§ **What is needed**: Of all the lines in the data below, how many contain "口腔临床医学"? Report that number alone.

— Begin Task material —

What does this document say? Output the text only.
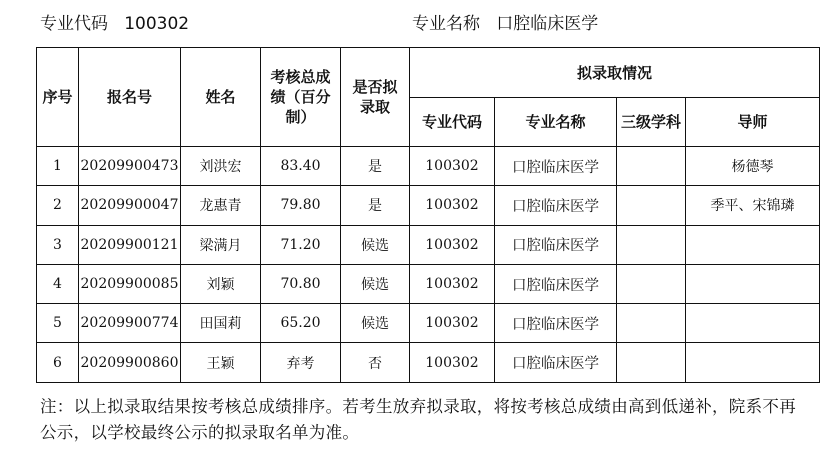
专业代码 100302	专业名称 口腔临床医学
序号	报名号	姓名	考核总成绩（百分制）	是否拟录取	拟录取情况			
					专业代码	专业名称	三级学科	导师
1	20209900473	刘洪宏	83.40	是	100302	口腔临床医学		杨德琴
2	20209900047	龙惠青	79.80	是	100302	口腔临床医学		季平、宋锦璘
3	20209900121	梁满月	71.20	候选	100302	口腔临床医学		
4	20209900085	刘颖	70.80	候选	100302	口腔临床医学		
5	20209900774	田国莉	65.20	候选	100302	口腔临床医学		
6	20209900860	王颖	弃考	否	100302	口腔临床医学		
注：以上拟录取结果按考核总成绩排序。若考生放弃拟录取，将按考核总成绩由高到低递补，院系不再公示，以学校最终公示的拟录取名单为准。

— End Task material —

§ **Output**: 7